# DOCUMENT SEGMENT:
******************************

Rick Nouwen – Terribly nice, pretty ugly: the semantics and computational pragmatics of deadjectival intensifiers
Deadjectival intensifiers (e.g. “terribly” in “terribly nice”) are bleached, meaning that the lexical content of the adjectival base  (e.g. “terrible”) is not conveyed in any way when the adverb is used as an intensifier. This observation has led to many proposals where such deadjectival adverbs of degree have extremely impoverished lexical content. In this talk I argue that the lexical content of the adjectival base of an intensifier, and in particular its connotative meaning, is directly relevant for how intensification works semantically and pragmatically. In particular, I highlight two generalisations that have remained unaccounted for so far. First, evaluative adjectives with a negative connotation tend to turn into deadjectival intensifiers expressing high degree, while adjectives with a positive evaluative connotation make intensifiers of medium degree. (Compare, for instance, “terribly” with “pretty”). Second, negative modal adjectives can form deadjectival intensifiers, but positive ones cannot. (Compare, for instance, “Sue is unusually tall” with “?Sue is usually tall”). I will argue that a relatively simple intersective semantics for evaluative and modal adverbs accounts for these observations, but that we can only show this if we supplement that semantic analysis with a computational probabilistic pragmatic component.

******************************

[Stored items]
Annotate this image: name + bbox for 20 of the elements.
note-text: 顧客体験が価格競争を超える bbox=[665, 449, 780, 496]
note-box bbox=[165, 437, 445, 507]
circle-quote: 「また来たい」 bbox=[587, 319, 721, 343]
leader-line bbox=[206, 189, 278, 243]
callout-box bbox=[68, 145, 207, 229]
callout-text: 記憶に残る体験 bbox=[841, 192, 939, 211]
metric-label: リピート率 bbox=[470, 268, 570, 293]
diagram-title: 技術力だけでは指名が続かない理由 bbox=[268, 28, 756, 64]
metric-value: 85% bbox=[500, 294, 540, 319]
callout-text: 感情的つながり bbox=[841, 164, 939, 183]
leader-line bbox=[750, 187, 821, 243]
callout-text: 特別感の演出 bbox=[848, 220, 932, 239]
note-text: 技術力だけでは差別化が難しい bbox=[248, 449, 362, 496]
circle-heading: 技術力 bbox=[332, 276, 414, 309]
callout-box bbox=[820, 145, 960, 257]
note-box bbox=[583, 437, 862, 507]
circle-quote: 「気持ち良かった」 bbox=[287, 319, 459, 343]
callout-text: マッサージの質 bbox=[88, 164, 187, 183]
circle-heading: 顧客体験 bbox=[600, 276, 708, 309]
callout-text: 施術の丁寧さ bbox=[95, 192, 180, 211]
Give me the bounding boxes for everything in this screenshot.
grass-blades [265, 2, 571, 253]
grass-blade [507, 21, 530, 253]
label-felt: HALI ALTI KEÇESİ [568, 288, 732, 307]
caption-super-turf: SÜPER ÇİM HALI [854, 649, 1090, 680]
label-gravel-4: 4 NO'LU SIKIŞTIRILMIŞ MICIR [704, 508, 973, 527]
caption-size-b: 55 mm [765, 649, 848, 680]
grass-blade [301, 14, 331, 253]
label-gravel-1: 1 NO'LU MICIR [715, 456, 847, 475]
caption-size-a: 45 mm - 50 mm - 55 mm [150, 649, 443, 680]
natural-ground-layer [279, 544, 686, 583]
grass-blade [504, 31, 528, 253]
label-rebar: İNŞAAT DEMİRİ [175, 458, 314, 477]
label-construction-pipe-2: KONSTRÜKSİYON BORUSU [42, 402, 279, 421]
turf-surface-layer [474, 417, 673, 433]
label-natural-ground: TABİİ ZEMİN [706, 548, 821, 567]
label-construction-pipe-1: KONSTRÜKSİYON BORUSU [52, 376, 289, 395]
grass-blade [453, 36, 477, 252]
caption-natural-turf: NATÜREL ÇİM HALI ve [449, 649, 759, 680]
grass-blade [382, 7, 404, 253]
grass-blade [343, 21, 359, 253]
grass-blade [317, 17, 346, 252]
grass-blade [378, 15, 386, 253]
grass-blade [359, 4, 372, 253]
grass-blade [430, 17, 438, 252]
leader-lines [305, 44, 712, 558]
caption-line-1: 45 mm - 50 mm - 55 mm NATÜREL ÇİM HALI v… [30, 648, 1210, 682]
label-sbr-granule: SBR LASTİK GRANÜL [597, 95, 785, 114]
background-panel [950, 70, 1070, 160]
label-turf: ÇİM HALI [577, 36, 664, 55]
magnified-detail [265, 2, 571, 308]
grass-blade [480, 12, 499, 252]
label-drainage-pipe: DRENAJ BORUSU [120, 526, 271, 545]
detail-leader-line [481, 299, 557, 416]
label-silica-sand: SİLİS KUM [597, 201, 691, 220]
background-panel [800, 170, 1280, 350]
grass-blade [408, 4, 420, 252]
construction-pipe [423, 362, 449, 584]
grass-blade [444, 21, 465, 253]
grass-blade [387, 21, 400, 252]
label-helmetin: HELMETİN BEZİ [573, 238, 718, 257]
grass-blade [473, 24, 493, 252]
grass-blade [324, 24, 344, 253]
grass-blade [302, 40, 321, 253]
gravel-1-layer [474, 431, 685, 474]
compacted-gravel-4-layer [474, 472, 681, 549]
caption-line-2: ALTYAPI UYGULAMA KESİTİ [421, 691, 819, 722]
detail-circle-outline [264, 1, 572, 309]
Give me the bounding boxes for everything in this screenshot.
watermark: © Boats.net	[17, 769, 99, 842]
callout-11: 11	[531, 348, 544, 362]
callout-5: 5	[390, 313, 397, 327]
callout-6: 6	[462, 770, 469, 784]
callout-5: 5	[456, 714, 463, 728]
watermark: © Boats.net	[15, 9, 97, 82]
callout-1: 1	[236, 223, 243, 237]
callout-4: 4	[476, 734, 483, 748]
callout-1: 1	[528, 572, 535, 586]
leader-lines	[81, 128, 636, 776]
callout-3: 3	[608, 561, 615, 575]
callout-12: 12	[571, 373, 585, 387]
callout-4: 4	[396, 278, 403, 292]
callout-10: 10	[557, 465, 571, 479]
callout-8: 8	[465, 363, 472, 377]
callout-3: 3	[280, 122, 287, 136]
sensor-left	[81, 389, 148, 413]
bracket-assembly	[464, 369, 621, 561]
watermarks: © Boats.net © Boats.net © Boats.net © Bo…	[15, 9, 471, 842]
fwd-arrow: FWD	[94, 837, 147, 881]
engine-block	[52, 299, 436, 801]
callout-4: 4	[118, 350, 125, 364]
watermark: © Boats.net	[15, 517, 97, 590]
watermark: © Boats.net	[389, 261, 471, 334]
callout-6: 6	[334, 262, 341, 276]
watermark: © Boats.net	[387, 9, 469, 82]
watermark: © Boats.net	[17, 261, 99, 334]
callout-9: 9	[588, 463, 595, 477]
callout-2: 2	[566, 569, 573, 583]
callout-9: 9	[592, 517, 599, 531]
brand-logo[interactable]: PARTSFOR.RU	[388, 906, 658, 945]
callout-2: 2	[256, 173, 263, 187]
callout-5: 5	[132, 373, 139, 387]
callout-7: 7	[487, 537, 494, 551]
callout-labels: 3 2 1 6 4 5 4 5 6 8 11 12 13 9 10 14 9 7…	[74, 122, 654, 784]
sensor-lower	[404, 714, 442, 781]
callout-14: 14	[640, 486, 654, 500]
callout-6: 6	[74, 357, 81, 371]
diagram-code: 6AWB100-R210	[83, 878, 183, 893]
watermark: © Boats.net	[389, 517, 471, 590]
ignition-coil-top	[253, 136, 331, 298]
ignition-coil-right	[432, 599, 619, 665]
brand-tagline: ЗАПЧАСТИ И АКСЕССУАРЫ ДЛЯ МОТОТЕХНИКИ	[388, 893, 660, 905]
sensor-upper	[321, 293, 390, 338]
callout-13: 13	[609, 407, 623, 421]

******************************

# PROBLEM TO SOLVE:
In the abstract on deadjectival intensifiers, what degree do intensifiers formed from adjectives with a positive evaluative connotation express? The records are material separate from the abstract.

# CORRECT OUTPUT:
Medium degree.